Written problem:
Collect each line of the entries that holds the string "Chaves".

Material for the task:

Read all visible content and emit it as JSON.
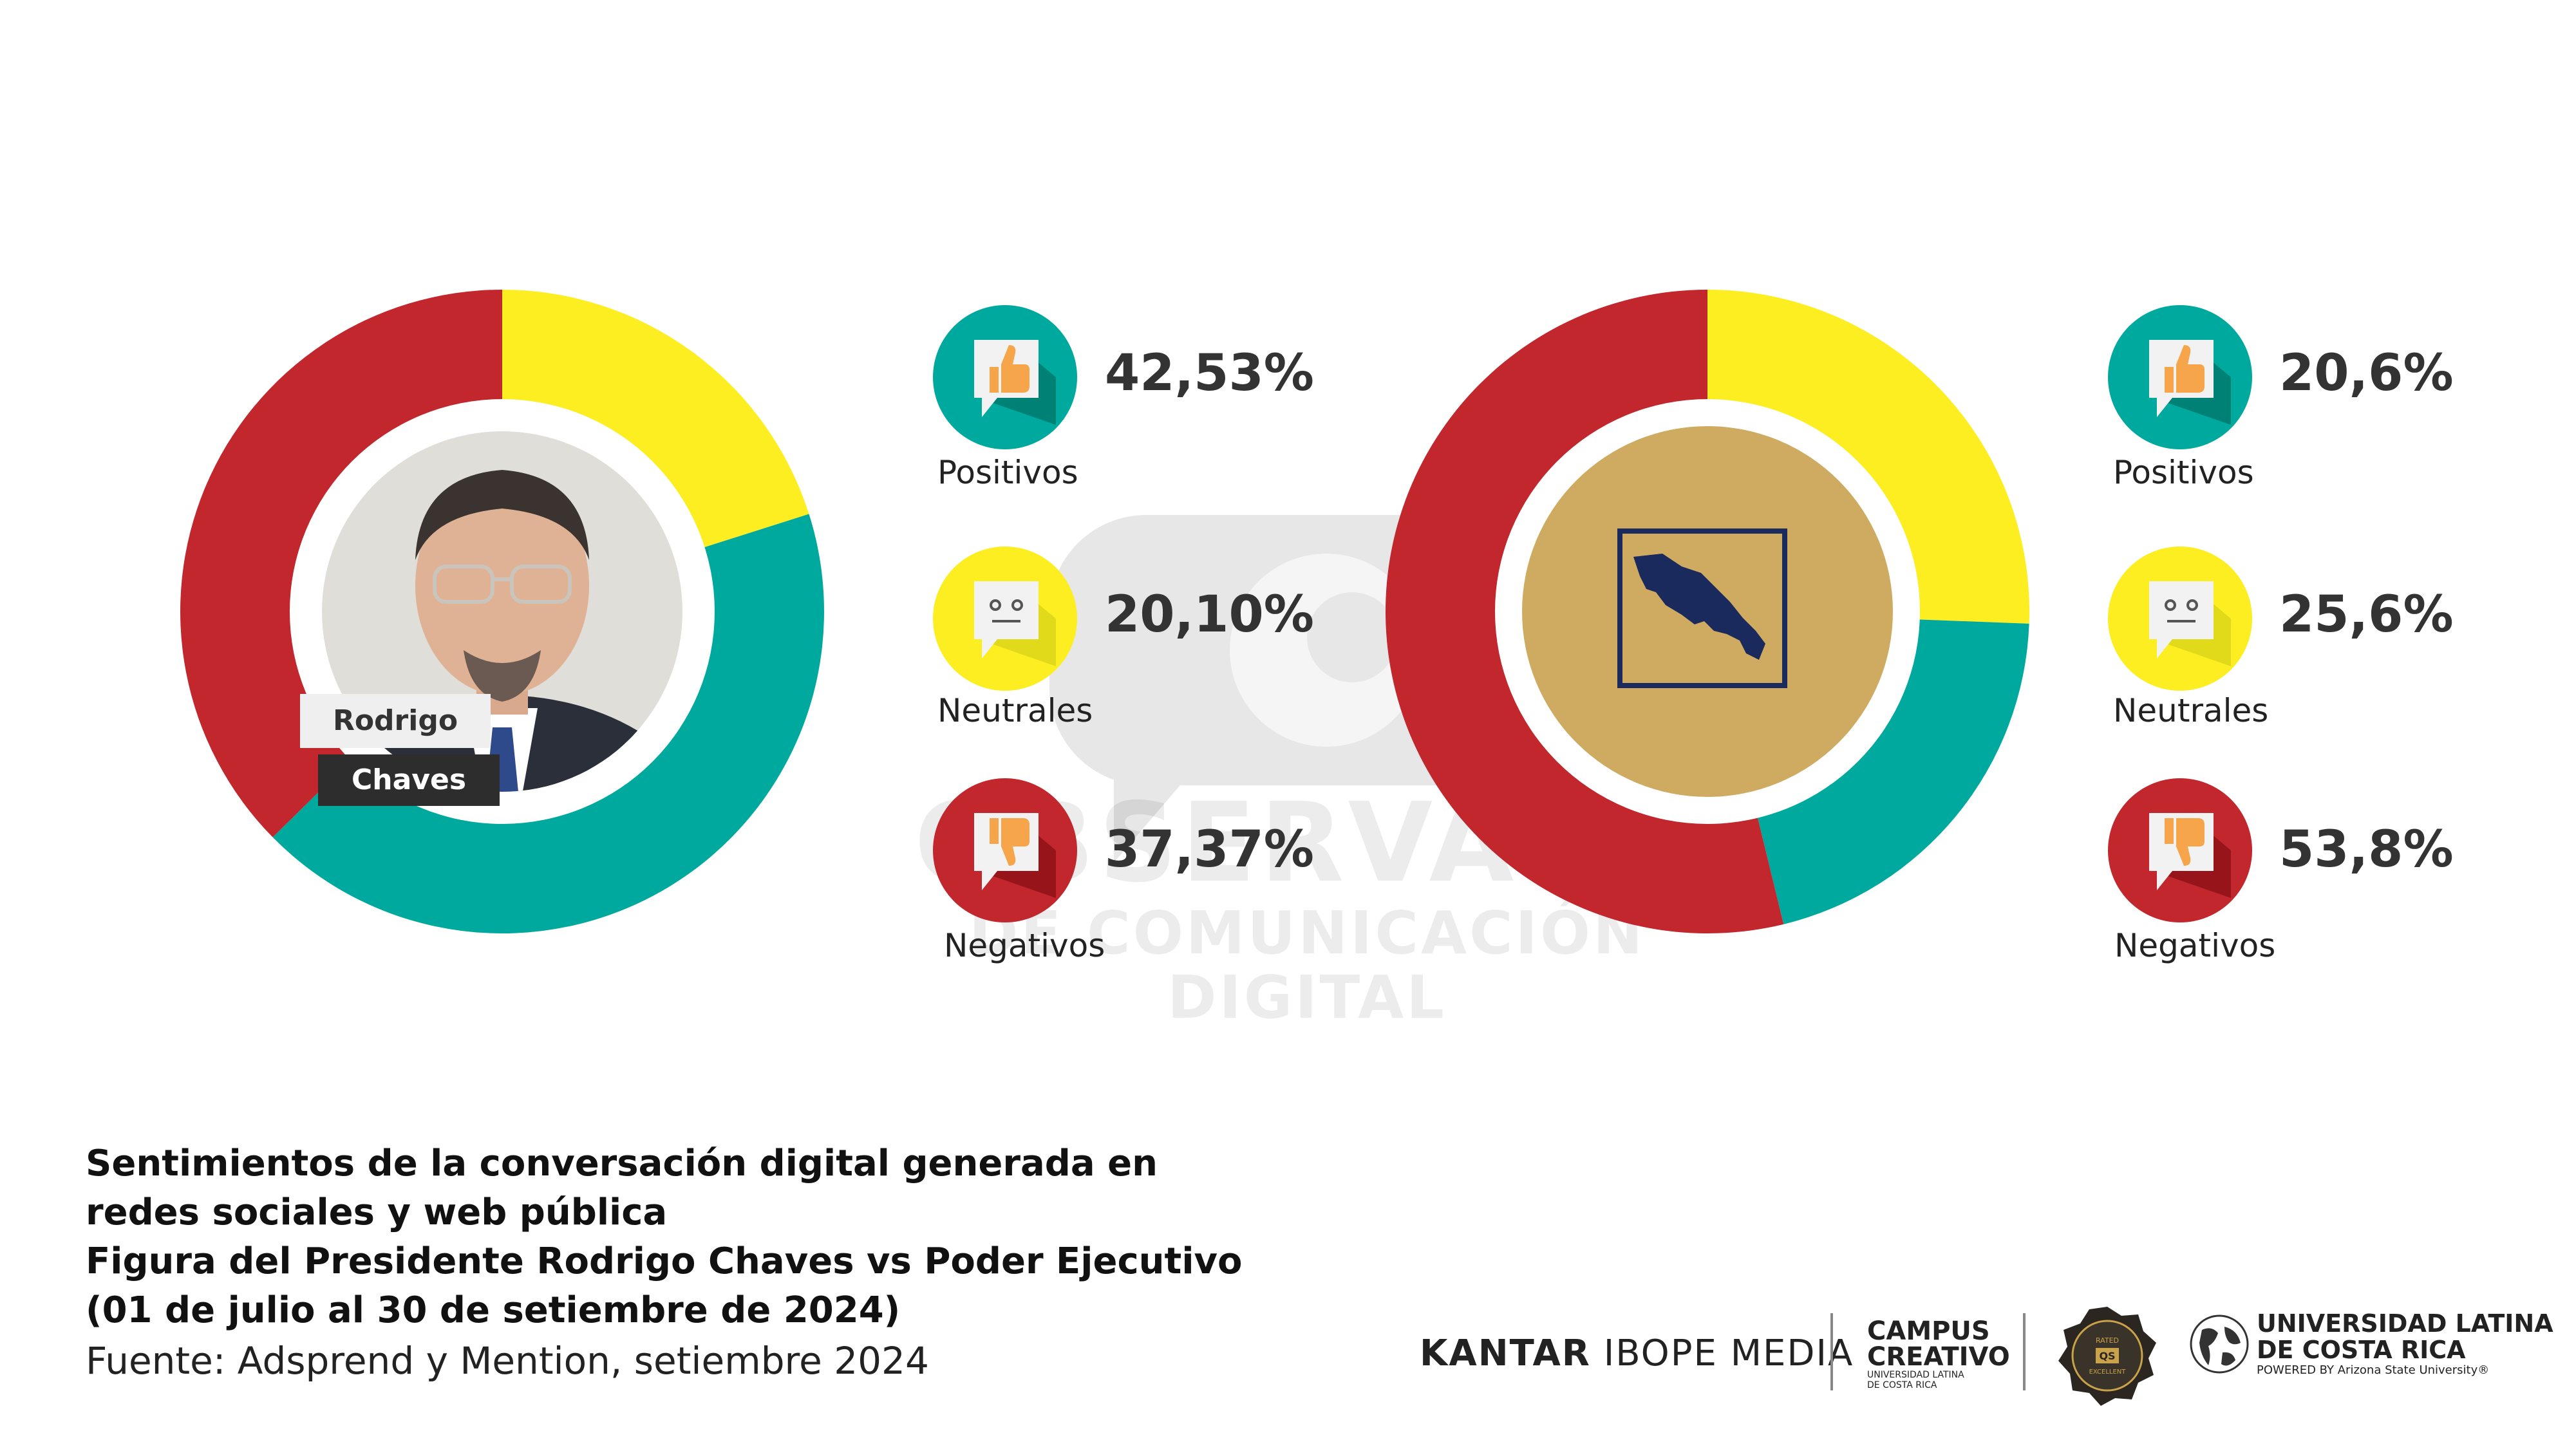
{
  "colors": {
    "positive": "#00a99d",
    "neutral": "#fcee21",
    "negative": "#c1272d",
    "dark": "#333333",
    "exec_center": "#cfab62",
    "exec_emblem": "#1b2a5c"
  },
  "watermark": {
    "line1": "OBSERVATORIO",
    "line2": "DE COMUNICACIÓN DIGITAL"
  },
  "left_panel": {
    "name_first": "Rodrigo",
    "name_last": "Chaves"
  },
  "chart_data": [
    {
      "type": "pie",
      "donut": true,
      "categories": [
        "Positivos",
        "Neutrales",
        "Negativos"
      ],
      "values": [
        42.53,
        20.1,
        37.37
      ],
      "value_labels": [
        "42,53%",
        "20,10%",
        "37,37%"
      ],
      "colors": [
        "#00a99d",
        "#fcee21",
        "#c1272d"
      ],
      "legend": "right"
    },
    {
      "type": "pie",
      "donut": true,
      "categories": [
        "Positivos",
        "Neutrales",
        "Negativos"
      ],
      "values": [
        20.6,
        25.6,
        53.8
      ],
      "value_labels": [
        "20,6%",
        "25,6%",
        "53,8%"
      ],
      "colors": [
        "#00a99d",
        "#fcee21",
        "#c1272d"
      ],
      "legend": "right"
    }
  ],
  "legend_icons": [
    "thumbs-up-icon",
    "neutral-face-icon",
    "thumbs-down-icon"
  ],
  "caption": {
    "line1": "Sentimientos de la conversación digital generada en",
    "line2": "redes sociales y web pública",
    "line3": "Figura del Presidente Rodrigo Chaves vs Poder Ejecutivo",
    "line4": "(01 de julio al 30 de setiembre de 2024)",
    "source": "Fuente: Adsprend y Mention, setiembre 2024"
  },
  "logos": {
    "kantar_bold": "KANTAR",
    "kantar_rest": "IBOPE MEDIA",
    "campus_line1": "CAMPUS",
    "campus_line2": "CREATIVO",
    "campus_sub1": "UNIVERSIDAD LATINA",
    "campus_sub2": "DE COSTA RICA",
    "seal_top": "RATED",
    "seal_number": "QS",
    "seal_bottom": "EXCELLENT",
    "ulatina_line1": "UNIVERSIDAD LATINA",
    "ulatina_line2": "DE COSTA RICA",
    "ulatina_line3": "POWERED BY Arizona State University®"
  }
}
--
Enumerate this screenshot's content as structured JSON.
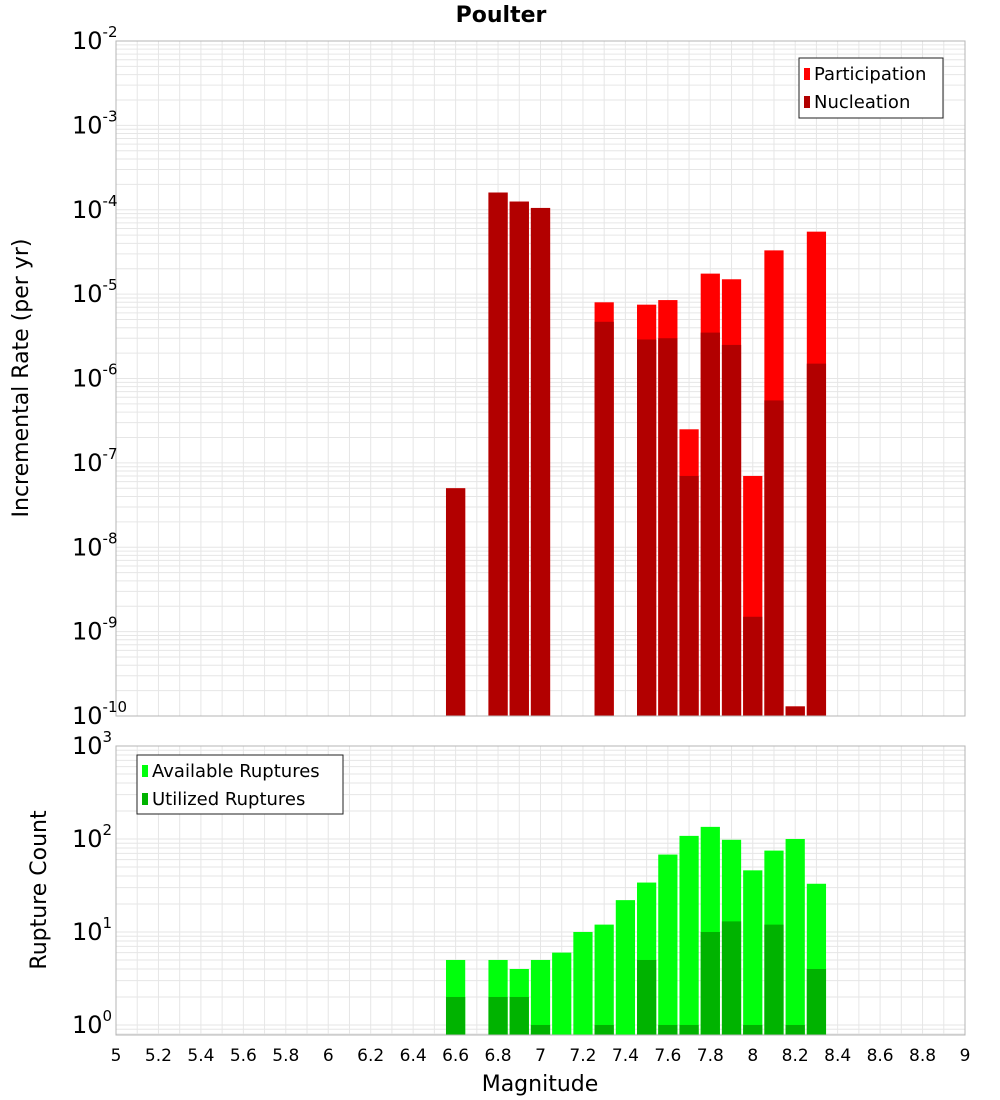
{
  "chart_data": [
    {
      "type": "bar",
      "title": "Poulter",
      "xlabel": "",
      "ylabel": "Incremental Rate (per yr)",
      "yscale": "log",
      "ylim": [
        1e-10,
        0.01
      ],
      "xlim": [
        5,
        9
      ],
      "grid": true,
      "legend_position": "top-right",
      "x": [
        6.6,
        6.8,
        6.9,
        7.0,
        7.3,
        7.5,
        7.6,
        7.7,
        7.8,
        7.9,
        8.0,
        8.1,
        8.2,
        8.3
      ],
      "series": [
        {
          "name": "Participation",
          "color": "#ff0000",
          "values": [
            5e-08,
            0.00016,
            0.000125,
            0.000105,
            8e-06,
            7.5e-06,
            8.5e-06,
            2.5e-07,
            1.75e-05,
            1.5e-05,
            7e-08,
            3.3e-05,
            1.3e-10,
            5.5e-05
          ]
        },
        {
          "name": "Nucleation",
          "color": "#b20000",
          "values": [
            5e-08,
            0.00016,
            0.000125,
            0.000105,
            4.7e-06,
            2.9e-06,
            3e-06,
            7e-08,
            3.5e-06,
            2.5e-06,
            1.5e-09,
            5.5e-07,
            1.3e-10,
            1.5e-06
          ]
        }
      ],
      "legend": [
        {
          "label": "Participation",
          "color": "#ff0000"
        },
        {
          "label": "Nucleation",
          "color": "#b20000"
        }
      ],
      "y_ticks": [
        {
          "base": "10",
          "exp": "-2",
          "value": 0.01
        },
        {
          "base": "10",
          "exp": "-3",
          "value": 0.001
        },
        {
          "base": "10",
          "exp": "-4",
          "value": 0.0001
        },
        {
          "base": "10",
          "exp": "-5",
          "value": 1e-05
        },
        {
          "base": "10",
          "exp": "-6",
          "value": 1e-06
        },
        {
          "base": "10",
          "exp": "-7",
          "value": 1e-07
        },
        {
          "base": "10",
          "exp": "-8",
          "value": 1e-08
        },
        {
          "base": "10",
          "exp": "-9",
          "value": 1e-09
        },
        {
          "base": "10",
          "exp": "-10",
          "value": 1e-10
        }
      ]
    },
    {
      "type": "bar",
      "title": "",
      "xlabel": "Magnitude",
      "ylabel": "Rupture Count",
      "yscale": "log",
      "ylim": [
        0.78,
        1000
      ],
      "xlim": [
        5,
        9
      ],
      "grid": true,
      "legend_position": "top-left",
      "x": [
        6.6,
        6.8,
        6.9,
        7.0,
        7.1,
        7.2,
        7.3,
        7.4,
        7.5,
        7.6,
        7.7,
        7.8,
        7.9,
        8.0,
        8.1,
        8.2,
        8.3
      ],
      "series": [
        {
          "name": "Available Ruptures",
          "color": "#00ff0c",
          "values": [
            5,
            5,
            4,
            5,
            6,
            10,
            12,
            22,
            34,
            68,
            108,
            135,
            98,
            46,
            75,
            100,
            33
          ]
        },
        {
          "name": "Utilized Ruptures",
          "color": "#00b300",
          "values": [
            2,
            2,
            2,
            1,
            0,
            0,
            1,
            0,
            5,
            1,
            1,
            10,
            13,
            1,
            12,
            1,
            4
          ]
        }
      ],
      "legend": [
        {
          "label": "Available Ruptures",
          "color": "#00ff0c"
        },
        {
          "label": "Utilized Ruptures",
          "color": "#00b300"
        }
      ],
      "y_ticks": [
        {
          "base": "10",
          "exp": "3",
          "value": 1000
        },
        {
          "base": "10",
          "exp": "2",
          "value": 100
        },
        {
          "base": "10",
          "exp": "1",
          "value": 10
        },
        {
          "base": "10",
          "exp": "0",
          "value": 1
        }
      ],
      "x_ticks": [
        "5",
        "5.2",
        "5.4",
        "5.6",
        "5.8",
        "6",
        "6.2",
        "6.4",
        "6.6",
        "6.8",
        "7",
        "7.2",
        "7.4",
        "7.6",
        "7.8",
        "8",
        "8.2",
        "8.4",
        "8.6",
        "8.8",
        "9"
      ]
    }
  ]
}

Result for this exercise:
    "name_last": "Chaves"
    "line3": "Figura del Presidente Rodrigo Chaves vs Poder Ejecutivo",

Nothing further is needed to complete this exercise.